> [PROBLEM TO WORK ON] From the data that follows, copy every line holding the string "SDTVAR".

(Dataset excerpt)

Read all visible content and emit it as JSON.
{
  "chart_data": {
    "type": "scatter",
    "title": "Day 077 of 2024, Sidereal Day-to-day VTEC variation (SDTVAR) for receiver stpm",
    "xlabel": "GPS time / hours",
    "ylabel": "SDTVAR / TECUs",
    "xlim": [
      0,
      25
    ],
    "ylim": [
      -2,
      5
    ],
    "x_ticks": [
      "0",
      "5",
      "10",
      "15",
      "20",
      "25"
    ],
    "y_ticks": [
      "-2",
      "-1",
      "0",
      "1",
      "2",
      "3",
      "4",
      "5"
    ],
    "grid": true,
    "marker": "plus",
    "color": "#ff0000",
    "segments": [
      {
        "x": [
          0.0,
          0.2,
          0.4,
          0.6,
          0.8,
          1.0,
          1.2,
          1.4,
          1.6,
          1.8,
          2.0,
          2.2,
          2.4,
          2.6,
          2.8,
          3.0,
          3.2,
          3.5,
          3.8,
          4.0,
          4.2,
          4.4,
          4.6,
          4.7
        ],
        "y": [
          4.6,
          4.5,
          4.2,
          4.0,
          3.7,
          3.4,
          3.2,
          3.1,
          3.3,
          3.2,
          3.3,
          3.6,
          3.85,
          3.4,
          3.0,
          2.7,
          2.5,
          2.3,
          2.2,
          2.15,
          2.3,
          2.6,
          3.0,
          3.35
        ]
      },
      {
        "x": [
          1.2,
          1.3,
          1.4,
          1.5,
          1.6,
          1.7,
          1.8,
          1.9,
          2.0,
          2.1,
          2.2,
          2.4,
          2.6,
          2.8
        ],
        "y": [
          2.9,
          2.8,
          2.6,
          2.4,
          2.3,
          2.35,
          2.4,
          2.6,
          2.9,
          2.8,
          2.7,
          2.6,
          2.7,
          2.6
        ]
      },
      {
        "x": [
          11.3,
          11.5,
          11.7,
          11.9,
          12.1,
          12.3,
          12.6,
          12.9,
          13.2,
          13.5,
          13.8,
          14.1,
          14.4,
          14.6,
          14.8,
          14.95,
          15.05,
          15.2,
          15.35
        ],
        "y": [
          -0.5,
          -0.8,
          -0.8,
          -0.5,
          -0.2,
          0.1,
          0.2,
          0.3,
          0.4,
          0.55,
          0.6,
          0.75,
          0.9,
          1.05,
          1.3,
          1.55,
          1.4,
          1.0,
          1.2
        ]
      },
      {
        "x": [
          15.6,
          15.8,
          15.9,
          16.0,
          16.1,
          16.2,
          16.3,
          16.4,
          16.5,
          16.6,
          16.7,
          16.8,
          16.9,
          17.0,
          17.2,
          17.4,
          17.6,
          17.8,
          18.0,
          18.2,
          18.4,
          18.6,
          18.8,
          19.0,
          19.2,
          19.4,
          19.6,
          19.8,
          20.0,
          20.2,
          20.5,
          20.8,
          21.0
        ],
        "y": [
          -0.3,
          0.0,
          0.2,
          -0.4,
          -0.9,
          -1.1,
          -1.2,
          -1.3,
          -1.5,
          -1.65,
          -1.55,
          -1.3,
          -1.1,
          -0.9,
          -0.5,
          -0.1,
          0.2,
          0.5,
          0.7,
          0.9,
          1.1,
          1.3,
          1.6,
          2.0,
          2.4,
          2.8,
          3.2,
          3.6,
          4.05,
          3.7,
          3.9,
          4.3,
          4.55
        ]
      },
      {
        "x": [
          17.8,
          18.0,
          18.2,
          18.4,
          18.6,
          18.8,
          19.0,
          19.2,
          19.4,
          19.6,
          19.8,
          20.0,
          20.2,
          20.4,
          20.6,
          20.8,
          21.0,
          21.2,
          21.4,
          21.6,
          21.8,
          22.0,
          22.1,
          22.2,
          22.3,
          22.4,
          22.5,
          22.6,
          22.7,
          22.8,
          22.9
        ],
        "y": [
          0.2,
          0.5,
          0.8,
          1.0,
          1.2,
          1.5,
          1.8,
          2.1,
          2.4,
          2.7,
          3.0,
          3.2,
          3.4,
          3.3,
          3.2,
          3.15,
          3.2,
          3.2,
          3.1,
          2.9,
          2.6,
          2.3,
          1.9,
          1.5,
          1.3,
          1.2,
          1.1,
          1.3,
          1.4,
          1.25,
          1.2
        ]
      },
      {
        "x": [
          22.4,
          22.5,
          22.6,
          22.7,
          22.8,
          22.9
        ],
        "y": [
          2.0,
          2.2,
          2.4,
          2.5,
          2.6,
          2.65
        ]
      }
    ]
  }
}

> [RESPONSE TO THE EXERCISE]
    "title": "Day 077 of 2024, Sidereal Day-to-day VTEC variation (SDTVAR) for receiver stpm",
    "ylabel": "SDTVAR / TECUs",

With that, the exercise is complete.